TO DO: Retype each entry below exactly as it stands.

RECORDS SUPPLIED:
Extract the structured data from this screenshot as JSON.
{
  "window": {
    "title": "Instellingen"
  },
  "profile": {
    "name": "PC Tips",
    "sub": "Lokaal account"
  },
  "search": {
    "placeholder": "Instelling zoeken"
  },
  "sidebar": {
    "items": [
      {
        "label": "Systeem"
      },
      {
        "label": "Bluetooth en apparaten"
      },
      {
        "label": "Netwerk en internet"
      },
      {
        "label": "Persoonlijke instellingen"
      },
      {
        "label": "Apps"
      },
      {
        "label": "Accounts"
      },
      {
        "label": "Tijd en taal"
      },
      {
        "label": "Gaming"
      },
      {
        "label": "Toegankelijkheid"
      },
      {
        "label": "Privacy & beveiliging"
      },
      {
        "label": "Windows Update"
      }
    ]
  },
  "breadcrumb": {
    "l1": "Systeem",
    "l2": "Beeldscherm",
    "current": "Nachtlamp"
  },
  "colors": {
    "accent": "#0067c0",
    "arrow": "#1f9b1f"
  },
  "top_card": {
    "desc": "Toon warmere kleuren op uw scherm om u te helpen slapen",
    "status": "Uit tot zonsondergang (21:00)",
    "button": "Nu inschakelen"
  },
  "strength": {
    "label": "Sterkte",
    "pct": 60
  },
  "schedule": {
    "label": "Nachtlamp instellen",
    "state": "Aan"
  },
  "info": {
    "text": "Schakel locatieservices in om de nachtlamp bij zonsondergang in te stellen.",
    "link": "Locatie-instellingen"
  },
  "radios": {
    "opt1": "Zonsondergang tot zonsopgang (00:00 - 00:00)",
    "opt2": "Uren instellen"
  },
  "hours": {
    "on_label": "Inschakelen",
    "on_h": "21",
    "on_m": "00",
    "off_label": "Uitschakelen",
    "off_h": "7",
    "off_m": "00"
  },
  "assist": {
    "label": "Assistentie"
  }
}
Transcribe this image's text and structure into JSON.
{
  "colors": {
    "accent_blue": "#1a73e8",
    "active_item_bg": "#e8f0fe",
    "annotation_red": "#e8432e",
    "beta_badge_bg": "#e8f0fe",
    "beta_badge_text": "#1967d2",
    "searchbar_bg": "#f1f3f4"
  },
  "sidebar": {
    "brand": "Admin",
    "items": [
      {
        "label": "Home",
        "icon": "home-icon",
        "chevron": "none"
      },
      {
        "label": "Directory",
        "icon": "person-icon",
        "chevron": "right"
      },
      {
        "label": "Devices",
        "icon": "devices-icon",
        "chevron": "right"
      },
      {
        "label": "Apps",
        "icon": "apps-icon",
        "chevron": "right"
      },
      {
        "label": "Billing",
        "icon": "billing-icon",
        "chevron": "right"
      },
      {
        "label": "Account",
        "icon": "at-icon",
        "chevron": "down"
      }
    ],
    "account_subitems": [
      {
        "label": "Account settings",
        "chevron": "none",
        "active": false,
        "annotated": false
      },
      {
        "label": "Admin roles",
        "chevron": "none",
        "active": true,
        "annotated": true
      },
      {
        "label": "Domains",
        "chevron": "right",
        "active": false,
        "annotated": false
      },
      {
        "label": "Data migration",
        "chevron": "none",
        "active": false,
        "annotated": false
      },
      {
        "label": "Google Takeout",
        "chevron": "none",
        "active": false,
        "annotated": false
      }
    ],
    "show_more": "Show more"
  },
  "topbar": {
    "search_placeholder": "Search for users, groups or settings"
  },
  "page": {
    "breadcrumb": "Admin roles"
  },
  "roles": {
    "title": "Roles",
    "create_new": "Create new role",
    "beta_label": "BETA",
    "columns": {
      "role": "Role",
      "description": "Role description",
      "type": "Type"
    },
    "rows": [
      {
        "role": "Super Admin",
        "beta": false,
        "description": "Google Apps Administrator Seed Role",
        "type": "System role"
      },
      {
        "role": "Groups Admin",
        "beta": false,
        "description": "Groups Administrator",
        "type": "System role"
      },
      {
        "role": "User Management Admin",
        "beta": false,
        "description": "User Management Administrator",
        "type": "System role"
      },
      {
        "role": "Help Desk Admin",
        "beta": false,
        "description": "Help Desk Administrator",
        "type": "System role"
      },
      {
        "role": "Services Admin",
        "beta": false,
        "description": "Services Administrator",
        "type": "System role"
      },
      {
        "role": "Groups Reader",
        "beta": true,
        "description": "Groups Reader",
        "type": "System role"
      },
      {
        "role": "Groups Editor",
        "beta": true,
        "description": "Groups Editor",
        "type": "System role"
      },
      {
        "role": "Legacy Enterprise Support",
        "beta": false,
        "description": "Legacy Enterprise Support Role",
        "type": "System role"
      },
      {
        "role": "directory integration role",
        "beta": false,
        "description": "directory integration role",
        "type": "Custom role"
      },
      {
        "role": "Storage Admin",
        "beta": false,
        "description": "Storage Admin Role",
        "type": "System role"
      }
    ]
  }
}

SOLVED PROBLEM:
Extract the structured data from this screenshot as JSON.
{
  "window": {
    "title": "Instellingen"
  },
  "profile": {
    "name": "PC Tips",
    "sub": "Lokaal account"
  },
  "search": {
    "placeholder": "Instelling zoeken"
  },
  "sidebar": {
    "items": [
      {
        "label": "Systeem"
      },
      {
        "label": "Bluetooth en apparaten"
      },
      {
        "label": "Netwerk en internet"
      },
      {
        "label": "Persoonlijke instellingen"
      },
      {
        "label": "Apps"
      },
      {
        "label": "Accounts"
      },
      {
        "label": "Tijd en taal"
      },
      {
        "label": "Gaming"
      },
      {
        "label": "Toegankelijkheid"
      },
      {
        "label": "Privacy & beveiliging"
      },
      {
        "label": "Windows Update"
      }
    ]
  },
  "breadcrumb": {
    "l1": "Systeem",
    "l2": "Beeldscherm",
    "current": "Nachtlamp"
  },
  "colors": {
    "accent": "#0067c0",
    "arrow": "#1f9b1f"
  },
  "top_card": {
    "desc": "Toon warmere kleuren op uw scherm om u te helpen slapen",
    "status": "Uit tot zonsondergang (21:00)",
    "button": "Nu inschakelen"
  },
  "strength": {
    "label": "Sterkte",
    "pct": 60
  },
  "schedule": {
    "label": "Nachtlamp instellen",
    "state": "Aan"
  },
  "info": {
    "text": "Schakel locatieservices in om de nachtlamp bij zonsondergang in te stellen.",
    "link": "Locatie-instellingen"
  },
  "radios": {
    "opt1": "Zonsondergang tot zonsopgang (00:00 - 00:00)",
    "opt2": "Uren instellen"
  },
  "hours": {
    "on_label": "Inschakelen",
    "on_h": "21",
    "on_m": "00",
    "off_label": "Uitschakelen",
    "off_h": "7",
    "off_m": "00"
  },
  "assist": {
    "label": "Assistentie"
  }
}
Transcribe this image's text and structure into JSON.
{
  "colors": {
    "accent_blue": "#1a73e8",
    "active_item_bg": "#e8f0fe",
    "annotation_red": "#e8432e",
    "beta_badge_bg": "#e8f0fe",
    "beta_badge_text": "#1967d2",
    "searchbar_bg": "#f1f3f4"
  },
  "sidebar": {
    "brand": "Admin",
    "items": [
      {
        "label": "Home",
        "icon": "home-icon",
        "chevron": "none"
      },
      {
        "label": "Directory",
        "icon": "person-icon",
        "chevron": "right"
      },
      {
        "label": "Devices",
        "icon": "devices-icon",
        "chevron": "right"
      },
      {
        "label": "Apps",
        "icon": "apps-icon",
        "chevron": "right"
      },
      {
        "label": "Billing",
        "icon": "billing-icon",
        "chevron": "right"
      },
      {
        "label": "Account",
        "icon": "at-icon",
        "chevron": "down"
      }
    ],
    "account_subitems": [
      {
        "label": "Account settings",
        "chevron": "none",
        "active": false,
        "annotated": false
      },
      {
        "label": "Admin roles",
        "chevron": "none",
        "active": true,
        "annotated": true
      },
      {
        "label": "Domains",
        "chevron": "right",
        "active": false,
        "annotated": false
      },
      {
        "label": "Data migration",
        "chevron": "none",
        "active": false,
        "annotated": false
      },
      {
        "label": "Google Takeout",
        "chevron": "none",
        "active": false,
        "annotated": false
      }
    ],
    "show_more": "Show more"
  },
  "topbar": {
    "search_placeholder": "Search for users, groups or settings"
  },
  "page": {
    "breadcrumb": "Admin roles"
  },
  "roles": {
    "title": "Roles",
    "create_new": "Create new role",
    "beta_label": "BETA",
    "columns": {
      "role": "Role",
      "description": "Role description",
      "type": "Type"
    },
    "rows": [
      {
        "role": "Super Admin",
        "beta": false,
        "description": "Google Apps Administrator Seed Role",
        "type": "System role"
      },
      {
        "role": "Groups Admin",
        "beta": false,
        "description": "Groups Administrator",
        "type": "System role"
      },
      {
        "role": "User Management Admin",
        "beta": false,
        "description": "User Management Administrator",
        "type": "System role"
      },
      {
        "role": "Help Desk Admin",
        "beta": false,
        "description": "Help Desk Administrator",
        "type": "System role"
      },
      {
        "role": "Services Admin",
        "beta": false,
        "description": "Services Administrator",
        "type": "System role"
      },
      {
        "role": "Groups Reader",
        "beta": true,
        "description": "Groups Reader",
        "type": "System role"
      },
      {
        "role": "Groups Editor",
        "beta": true,
        "description": "Groups Editor",
        "type": "System role"
      },
      {
        "role": "Legacy Enterprise Support",
        "beta": false,
        "description": "Legacy Enterprise Support Role",
        "type": "System role"
      },
      {
        "role": "directory integration role",
        "beta": false,
        "description": "directory integration role",
        "type": "Custom role"
      },
      {
        "role": "Storage Admin",
        "beta": false,
        "description": "Storage Admin Role",
        "type": "System role"
      }
    ]
  }
}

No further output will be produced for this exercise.